(Records)
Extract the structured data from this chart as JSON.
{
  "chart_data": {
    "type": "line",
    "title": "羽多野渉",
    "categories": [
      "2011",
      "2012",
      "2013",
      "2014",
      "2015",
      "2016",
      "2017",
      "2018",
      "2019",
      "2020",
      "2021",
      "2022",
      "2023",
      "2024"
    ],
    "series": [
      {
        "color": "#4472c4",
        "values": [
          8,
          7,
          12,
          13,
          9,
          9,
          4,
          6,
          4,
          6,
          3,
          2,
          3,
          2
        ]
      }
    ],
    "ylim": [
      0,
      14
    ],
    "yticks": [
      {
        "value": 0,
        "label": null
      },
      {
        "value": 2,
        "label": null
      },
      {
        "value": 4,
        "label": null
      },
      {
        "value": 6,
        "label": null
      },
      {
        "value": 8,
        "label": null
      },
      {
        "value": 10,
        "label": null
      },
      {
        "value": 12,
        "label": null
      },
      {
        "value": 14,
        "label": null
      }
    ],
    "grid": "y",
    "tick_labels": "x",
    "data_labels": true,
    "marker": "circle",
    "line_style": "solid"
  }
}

▶ [Task directions] Your task is to repeat the data exactly, with nothing left out.

▶ [Exercise result]
Extract the structured data from this chart as JSON.
{
  "chart_data": {
    "type": "line",
    "title": "羽多野渉",
    "categories": [
      "2011",
      "2012",
      "2013",
      "2014",
      "2015",
      "2016",
      "2017",
      "2018",
      "2019",
      "2020",
      "2021",
      "2022",
      "2023",
      "2024"
    ],
    "series": [
      {
        "color": "#4472c4",
        "values": [
          8,
          7,
          12,
          13,
          9,
          9,
          4,
          6,
          4,
          6,
          3,
          2,
          3,
          2
        ]
      }
    ],
    "ylim": [
      0,
      14
    ],
    "yticks": [
      {
        "value": 0,
        "label": null
      },
      {
        "value": 2,
        "label": null
      },
      {
        "value": 4,
        "label": null
      },
      {
        "value": 6,
        "label": null
      },
      {
        "value": 8,
        "label": null
      },
      {
        "value": 10,
        "label": null
      },
      {
        "value": 12,
        "label": null
      },
      {
        "value": 14,
        "label": null
      }
    ],
    "grid": "y",
    "tick_labels": "x",
    "data_labels": true,
    "marker": "circle",
    "line_style": "solid"
  }
}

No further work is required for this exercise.